* What is expected: Copy out, unchanged, the entries below from the "Extract all readable text from this page." line to the final line. Omit pictures.

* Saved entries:
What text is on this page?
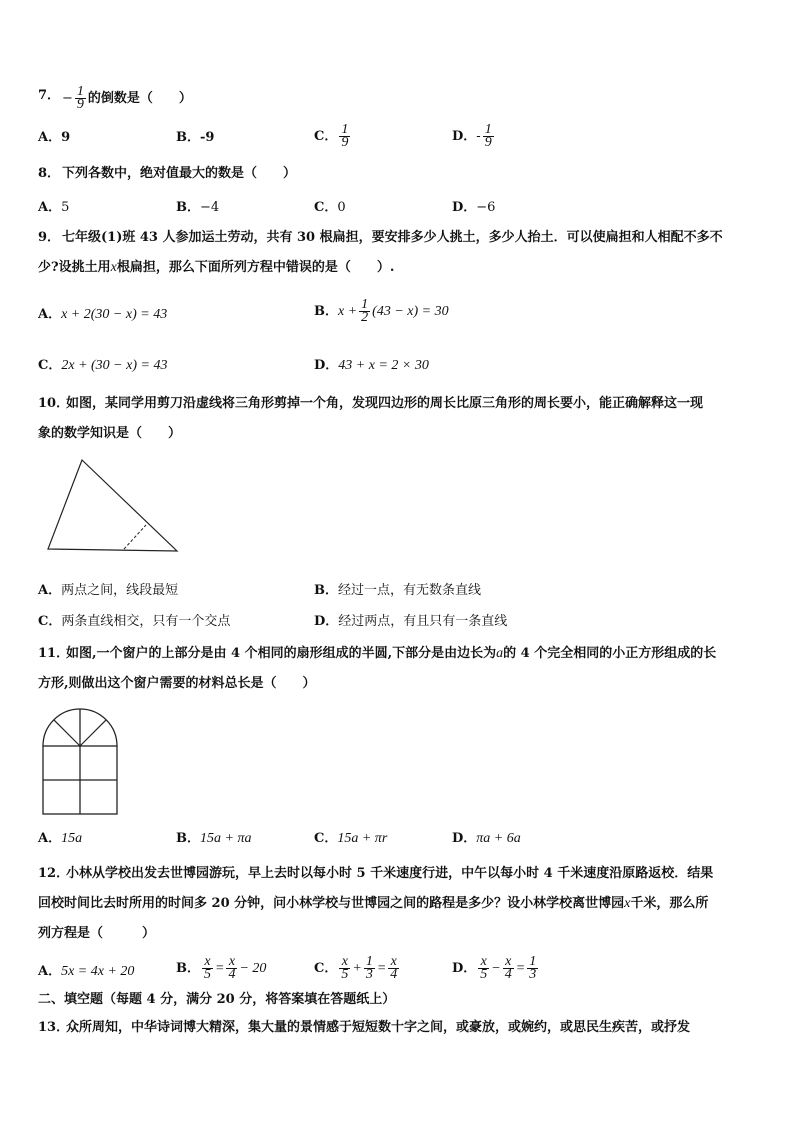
7． − $\frac{1}{9}$ 的倒数是（　　）
A．9	B．-9	C． $\frac{1}{9}$	D．- $\frac{1}{9}$
8． 下列各数中，绝对值最大的数是（　　）
A．5	B．−4	C．0	D．−6
9． 七年级(1)班 43 人参加运土劳动，共有 30 根扁担，要安排多少人挑土，多少人抬土．可以使扁担和人相配不多不
少?设挑土用x根扁担，那么下面所列方程中错误的是（　　）.
A．x + 2(30 − x) = 43	B．$x + \frac{1}{2} (43 - x) = 30$
C．2x + (30 − x) = 43	D．43 + x = 2 × 30
10．
如图，某同学用剪刀沿虚线将三角形剪掉一个角，发现四边形的周长比原三角形的周长要小，能正确解释这一现
象的数学知识是（　　）
A．两点之间，线段最短	B．经过一点，有无数条直线
C．两条直线相交，只有一个交点	D．经过两点，有且只有一条直线
11．
如图,一个窗户的上部分是由 4 个相同的扇形组成的半圆,下部分是由边长为a的 4 个完全相同的小正方形组成的长
方形,则做出这个窗户需要的材料总长是（　　）
A．15a	B．15a + πa	C．15a + πr	D．πa + 6a
12．
小林从学校出发去世博园游玩，早上去时以每小时 5 千米速度行进，中午以每小时 4 千米速度沿原路返校．结果
回校时间比去时所用的时间多 20 分钟，问小林学校与世博园之间的路程是多少？设小林学校离世博园x千米，那么所
列方程是（　　　）
A．5x = 4x + 20	B． $\frac{x}{5} = \frac{x}{4} - 20$	C． $\frac{x}{5} + \frac{1}{3} = \frac{x}{4}$	D． $\frac{x}{5} - \frac{x}{4} = \frac{1}{3}$
二、填空题（每题 4 分，满分 20 分，将答案填在答题纸上）
13．
众所周知，中华诗词博大精深，集大量的景情感于短短数十字之间，或豪放，或婉约，或思民生疾苦，或抒发
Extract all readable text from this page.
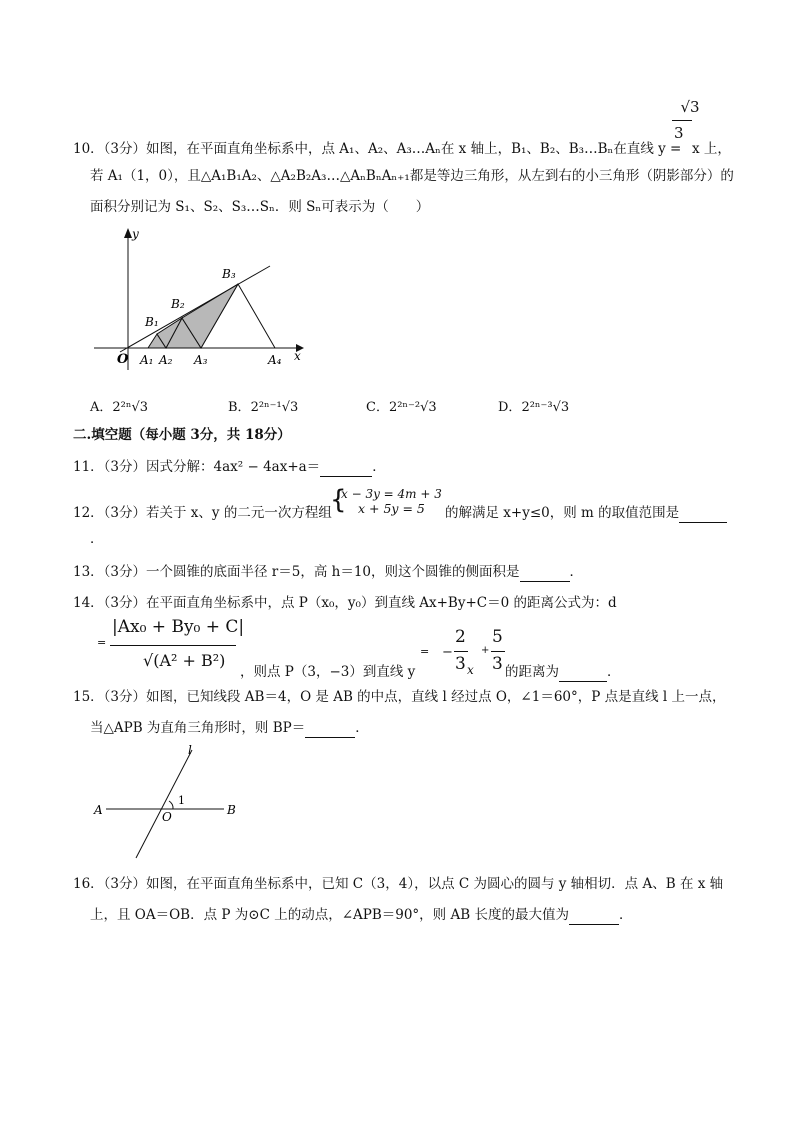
√3
3
10．（3分）如图，在平面直角坐标系中，点 A₁、A₂、A₃…Aₙ在 x 轴上，B₁、B₂、B₃…Bₙ在直线 y = x 上，
若 A₁（1，0），且△A₁B₁A₂、△A₂B₂A₃…△AₙBₙAₙ₊₁都是等边三角形，从左到右的小三角形（阴影部分）的
面积分别记为 S₁、S₂、S₃…Sₙ．则 Sₙ可表示为（　　）
y
x
O A₁ A₂ A₃	A₄
B₁
B₂
B₃
A．2²ⁿ√3	B．2²ⁿ⁻¹√3	C．2²ⁿ⁻²√3	D．2²ⁿ⁻³√3
二.填空题（每小题 3分，共 18分）
11．（3分）因式分解：4ax² − 4ax+a＝	．
12．（3分）若关于 x、y 的二元一次方程组
{
x − 3y = 4m + 3
x + 5y = 5 的解满足 x+y≤0，则 m 的取值范围是
．
13．（3分）一个圆锥的底面半径 r＝5，高 h＝10，则这个圆锥的侧面积是	．
14．（3分）在平面直角坐标系中，点 P（x₀，y₀）到直线 Ax+By+C＝0 的距离公式为：d
=
|Ax₀ + By₀ + C|
√(A² + B²)
，则点 P（3，−3）到直线 y
= −
2
3 x
+
5
3 的距离为	．
15．（3分）如图，已知线段 AB＝4，O 是 AB 的中点，直线 l 经过点 O，∠1＝60°，P 点是直线 l 上一点，
当△APB 为直角三角形时，则 BP＝	．
l
A	B
O
1
16．（3分）如图，在平面直角坐标系中，已知 C（3，4），以点 C 为圆心的圆与 y 轴相切．点 A、B 在 x 轴
上，且 OA＝OB．点 P 为⊙C 上的动点，∠APB＝90°，则 AB 长度的最大值为	．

* Reply to the task:
Extract all readable text from this page.
√3
3
10．（3分）如图，在平面直角坐标系中，点 A₁、A₂、A₃…Aₙ在 x 轴上，B₁、B₂、B₃…Bₙ在直线 y = x 上，
若 A₁（1，0），且△A₁B₁A₂、△A₂B₂A₃…△AₙBₙAₙ₊₁都是等边三角形，从左到右的小三角形（阴影部分）的
面积分别记为 S₁、S₂、S₃…Sₙ．则 Sₙ可表示为（　　）
y
x
O A₁ A₂ A₃	A₄
B₁
B₂
B₃
A．2²ⁿ√3	B．2²ⁿ⁻¹√3	C．2²ⁿ⁻²√3	D．2²ⁿ⁻³√3
二.填空题（每小题 3分，共 18分）
11．（3分）因式分解：4ax² − 4ax+a＝	．
12．（3分）若关于 x、y 的二元一次方程组
{
x − 3y = 4m + 3
x + 5y = 5 的解满足 x+y≤0，则 m 的取值范围是
．
13．（3分）一个圆锥的底面半径 r＝5，高 h＝10，则这个圆锥的侧面积是	．
14．（3分）在平面直角坐标系中，点 P（x₀，y₀）到直线 Ax+By+C＝0 的距离公式为：d
=
|Ax₀ + By₀ + C|
√(A² + B²)
，则点 P（3，−3）到直线 y
= −
2
3 x
+
5
3 的距离为	．
15．（3分）如图，已知线段 AB＝4，O 是 AB 的中点，直线 l 经过点 O，∠1＝60°，P 点是直线 l 上一点，
当△APB 为直角三角形时，则 BP＝	．
l
A	B
O
1
16．（3分）如图，在平面直角坐标系中，已知 C（3，4），以点 C 为圆心的圆与 y 轴相切．点 A、B 在 x 轴
上，且 OA＝OB．点 P 为⊙C 上的动点，∠APB＝90°，则 AB 长度的最大值为	．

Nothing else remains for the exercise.